● EXTRACTED MATERIAL

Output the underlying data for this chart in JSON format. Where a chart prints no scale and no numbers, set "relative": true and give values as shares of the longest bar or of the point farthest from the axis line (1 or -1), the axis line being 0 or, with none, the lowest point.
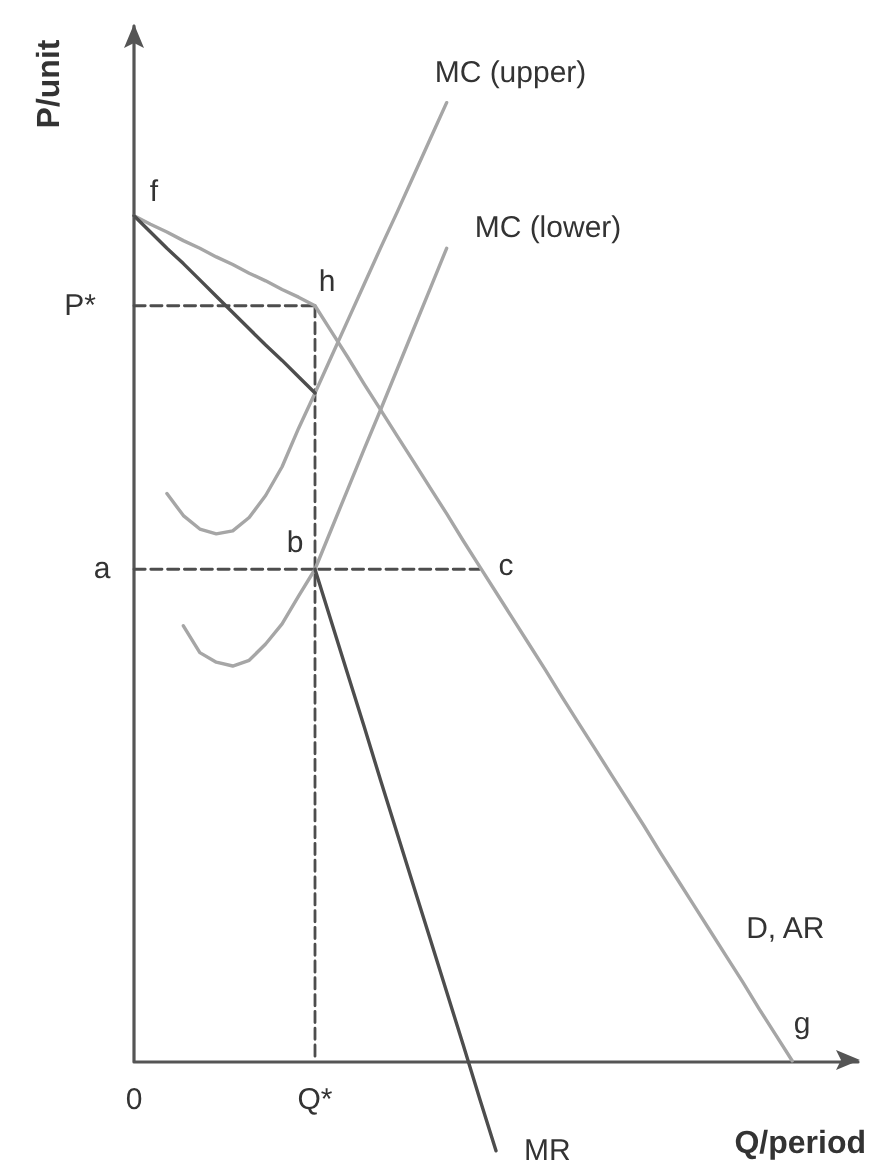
{
  "chart_data": {
    "type": "line",
    "relative": true,
    "xlabel": "Q/period",
    "ylabel": "P/unit",
    "categories": [
      "0",
      null,
      null,
      null,
      null,
      null,
      null,
      null,
      null,
      null,
      null,
      "Q*",
      null,
      null,
      null,
      null,
      null,
      null,
      null,
      null,
      null,
      null,
      null,
      null,
      null,
      null,
      null,
      null,
      null,
      null,
      null,
      null,
      null,
      null,
      null,
      null,
      null,
      null,
      null,
      null,
      null,
      null,
      null,
      null,
      null
    ],
    "series": [
      {
        "name": "MC (upper)",
        "color": "#a6a6a6",
        "values": [
          null,
          null,
          0.592,
          0.569,
          0.555,
          0.55,
          0.553,
          0.567,
          0.59,
          0.62,
          0.66,
          0.697,
          0.735,
          0.773,
          0.811,
          0.849,
          0.886,
          0.924,
          0.962,
          1.0,
          null,
          null,
          null,
          null,
          null,
          null,
          null,
          null,
          null,
          null,
          null,
          null,
          null,
          null,
          null,
          null,
          null,
          null,
          null,
          null,
          null,
          null,
          null,
          null,
          null
        ]
      },
      {
        "name": "MC (lower)",
        "color": "#a6a6a6",
        "values": [
          null,
          null,
          null,
          0.454,
          0.426,
          0.416,
          0.412,
          0.418,
          0.435,
          0.456,
          0.485,
          0.513,
          0.555,
          0.597,
          0.639,
          0.68,
          0.722,
          0.764,
          0.806,
          0.848,
          null,
          null,
          null,
          null,
          null,
          null,
          null,
          null,
          null,
          null,
          null,
          null,
          null,
          null,
          null,
          null,
          null,
          null,
          null,
          null,
          null,
          null,
          null,
          null,
          null
        ]
      },
      {
        "name": "D, AR",
        "color": "#a6a6a6",
        "values": [
          0.882,
          0.873,
          0.865,
          0.856,
          0.848,
          0.839,
          0.831,
          0.822,
          0.814,
          0.805,
          0.797,
          0.788,
          0.761,
          0.734,
          0.706,
          0.679,
          0.652,
          0.625,
          0.598,
          0.571,
          0.543,
          0.516,
          0.489,
          0.462,
          0.435,
          0.408,
          0.38,
          0.353,
          0.326,
          0.299,
          0.272,
          0.245,
          0.217,
          0.19,
          0.163,
          0.136,
          0.109,
          0.082,
          0.054,
          0.027,
          0,
          null,
          null,
          null,
          null
        ]
      },
      {
        "color": "#4d4d4d",
        "values": [
          0.882,
          0.865,
          0.848,
          0.832,
          0.815,
          0.798,
          0.781,
          0.764,
          0.747,
          0.731,
          0.714,
          0.697,
          null,
          null,
          null,
          null,
          null,
          null,
          null,
          null,
          null,
          null,
          null,
          null,
          null,
          null,
          null,
          null,
          null,
          null,
          null,
          null,
          null,
          null,
          null,
          null,
          null,
          null,
          null,
          null,
          null,
          null,
          null,
          null,
          null
        ]
      },
      {
        "name": "MR",
        "color": "#4d4d4d",
        "values": [
          null,
          null,
          null,
          null,
          null,
          null,
          null,
          null,
          null,
          null,
          null,
          0.513,
          0.458,
          0.403,
          0.348,
          0.292,
          0.237,
          0.182,
          0.127,
          0.072,
          0.017,
          -0.039,
          -0.094,
          null,
          null,
          null,
          null,
          null,
          null,
          null,
          null,
          null,
          null,
          null,
          null,
          null,
          null,
          null,
          null,
          null,
          null,
          null,
          null,
          null,
          null
        ]
      },
      {
        "color": "#4d4d4d",
        "line_style": "dashed",
        "values": [
          0.788,
          0.788,
          0.788,
          0.788,
          0.788,
          0.788,
          0.788,
          0.788,
          0.788,
          0.788,
          0.788,
          0.788,
          null,
          null,
          null,
          null,
          null,
          null,
          null,
          null,
          null,
          null,
          null,
          null,
          null,
          null,
          null,
          null,
          null,
          null,
          null,
          null,
          null,
          null,
          null,
          null,
          null,
          null,
          null,
          null,
          null,
          null,
          null,
          null,
          null
        ]
      },
      {
        "color": "#4d4d4d",
        "line_style": "dashed",
        "x": [
          "Q*",
          "Q*"
        ],
        "values": [
          0.788,
          0
        ]
      },
      {
        "color": "#4d4d4d",
        "line_style": "dashed",
        "values": [
          0.513,
          0.513,
          0.513,
          0.513,
          0.513,
          0.513,
          0.513,
          0.513,
          0.513,
          0.513,
          0.513,
          0.513,
          0.513,
          0.513,
          0.513,
          0.513,
          0.513,
          0.513,
          0.513,
          0.513,
          0.513,
          0.513,
          null,
          null,
          null,
          null,
          null,
          null,
          null,
          null,
          null,
          null,
          null,
          null,
          null,
          null,
          null,
          null,
          null,
          null,
          null,
          null,
          null,
          null,
          null
        ]
      }
    ],
    "annotations": [
      {
        "text": "f",
        "x": "0",
        "y": 0.882
      },
      {
        "text": "h",
        "x": "Q*",
        "y": 0.788
      },
      {
        "text": "b",
        "x": "Q*",
        "y": 0.513
      },
      "c",
      "g",
      {
        "text": "P*",
        "x": "0",
        "y": 0.788
      },
      {
        "text": "a",
        "x": "0",
        "y": 0.513
      }
    ],
    "grid": false,
    "legend": false,
    "line_style": "solid"
  }
}
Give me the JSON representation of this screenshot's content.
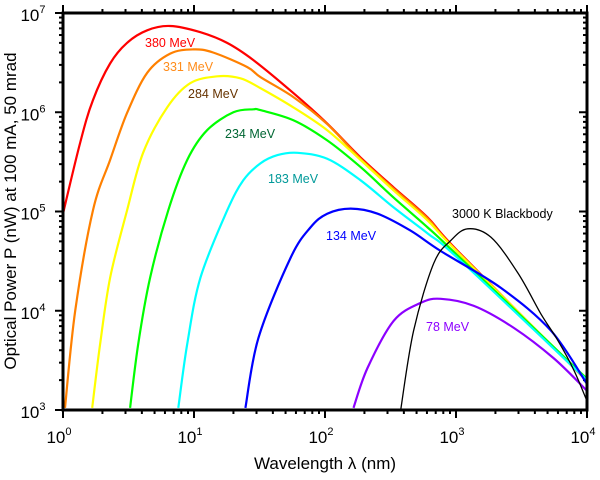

● DIRECTIVE
Go through the entries above and print each one exactly, minus the pictures.

● TASK SOLUTION
Output the underlying data for this chart in JSON format. Where a chart prints no scale and no numbers, set "relative": true and give values as shares of the longest bar or of the point farthest from the axis line (1 or -1), the axis line being 0 or, with none, the lowest point.
{
  "chart_data": {
    "type": "line",
    "relative": true,
    "xlabel": "Q/period",
    "ylabel": "P/unit",
    "categories": [
      "0",
      null,
      null,
      null,
      null,
      null,
      null,
      null,
      null,
      null,
      null,
      "Q*",
      null,
      null,
      null,
      null,
      null,
      null,
      null,
      null,
      null,
      null,
      null,
      null,
      null,
      null,
      null,
      null,
      null,
      null,
      null,
      null,
      null,
      null,
      null,
      null,
      null,
      null,
      null,
      null,
      null,
      null,
      null,
      null,
      null
    ],
    "series": [
      {
        "name": "MC (upper)",
        "color": "#a6a6a6",
        "values": [
          null,
          null,
          0.592,
          0.569,
          0.555,
          0.55,
          0.553,
          0.567,
          0.59,
          0.62,
          0.66,
          0.697,
          0.735,
          0.773,
          0.811,
          0.849,
          0.886,
          0.924,
          0.962,
          1.0,
          null,
          null,
          null,
          null,
          null,
          null,
          null,
          null,
          null,
          null,
          null,
          null,
          null,
          null,
          null,
          null,
          null,
          null,
          null,
          null,
          null,
          null,
          null,
          null,
          null
        ]
      },
      {
        "name": "MC (lower)",
        "color": "#a6a6a6",
        "values": [
          null,
          null,
          null,
          0.454,
          0.426,
          0.416,
          0.412,
          0.418,
          0.435,
          0.456,
          0.485,
          0.513,
          0.555,
          0.597,
          0.639,
          0.68,
          0.722,
          0.764,
          0.806,
          0.848,
          null,
          null,
          null,
          null,
          null,
          null,
          null,
          null,
          null,
          null,
          null,
          null,
          null,
          null,
          null,
          null,
          null,
          null,
          null,
          null,
          null,
          null,
          null,
          null,
          null
        ]
      },
      {
        "name": "D, AR",
        "color": "#a6a6a6",
        "values": [
          0.882,
          0.873,
          0.865,
          0.856,
          0.848,
          0.839,
          0.831,
          0.822,
          0.814,
          0.805,
          0.797,
          0.788,
          0.761,
          0.734,
          0.706,
          0.679,
          0.652,
          0.625,
          0.598,
          0.571,
          0.543,
          0.516,
          0.489,
          0.462,
          0.435,
          0.408,
          0.38,
          0.353,
          0.326,
          0.299,
          0.272,
          0.245,
          0.217,
          0.19,
          0.163,
          0.136,
          0.109,
          0.082,
          0.054,
          0.027,
          0,
          null,
          null,
          null,
          null
        ]
      },
      {
        "color": "#4d4d4d",
        "values": [
          0.882,
          0.865,
          0.848,
          0.832,
          0.815,
          0.798,
          0.781,
          0.764,
          0.747,
          0.731,
          0.714,
          0.697,
          null,
          null,
          null,
          null,
          null,
          null,
          null,
          null,
          null,
          null,
          null,
          null,
          null,
          null,
          null,
          null,
          null,
          null,
          null,
          null,
          null,
          null,
          null,
          null,
          null,
          null,
          null,
          null,
          null,
          null,
          null,
          null,
          null
        ]
      },
      {
        "name": "MR",
        "color": "#4d4d4d",
        "values": [
          null,
          null,
          null,
          null,
          null,
          null,
          null,
          null,
          null,
          null,
          null,
          0.513,
          0.458,
          0.403,
          0.348,
          0.292,
          0.237,
          0.182,
          0.127,
          0.072,
          0.017,
          -0.039,
          -0.094,
          null,
          null,
          null,
          null,
          null,
          null,
          null,
          null,
          null,
          null,
          null,
          null,
          null,
          null,
          null,
          null,
          null,
          null,
          null,
          null,
          null,
          null
        ]
      },
      {
        "color": "#4d4d4d",
        "line_style": "dashed",
        "values": [
          0.788,
          0.788,
          0.788,
          0.788,
          0.788,
          0.788,
          0.788,
          0.788,
          0.788,
          0.788,
          0.788,
          0.788,
          null,
          null,
          null,
          null,
          null,
          null,
          null,
          null,
          null,
          null,
          null,
          null,
          null,
          null,
          null,
          null,
          null,
          null,
          null,
          null,
          null,
          null,
          null,
          null,
          null,
          null,
          null,
          null,
          null,
          null,
          null,
          null,
          null
        ]
      },
      {
        "color": "#4d4d4d",
        "line_style": "dashed",
        "x": [
          "Q*",
          "Q*"
        ],
        "values": [
          0.788,
          0
        ]
      },
      {
        "color": "#4d4d4d",
        "line_style": "dashed",
        "values": [
          0.513,
          0.513,
          0.513,
          0.513,
          0.513,
          0.513,
          0.513,
          0.513,
          0.513,
          0.513,
          0.513,
          0.513,
          0.513,
          0.513,
          0.513,
          0.513,
          0.513,
          0.513,
          0.513,
          0.513,
          0.513,
          0.513,
          null,
          null,
          null,
          null,
          null,
          null,
          null,
          null,
          null,
          null,
          null,
          null,
          null,
          null,
          null,
          null,
          null,
          null,
          null,
          null,
          null,
          null,
          null
        ]
      }
    ],
    "annotations": [
      {
        "text": "f",
        "x": "0",
        "y": 0.882
      },
      {
        "text": "h",
        "x": "Q*",
        "y": 0.788
      },
      {
        "text": "b",
        "x": "Q*",
        "y": 0.513
      },
      "c",
      "g",
      {
        "text": "P*",
        "x": "0",
        "y": 0.788
      },
      {
        "text": "a",
        "x": "0",
        "y": 0.513
      }
    ],
    "grid": false,
    "legend": false,
    "line_style": "solid"
  }
}
Give me the JSON representation of this screenshot's content.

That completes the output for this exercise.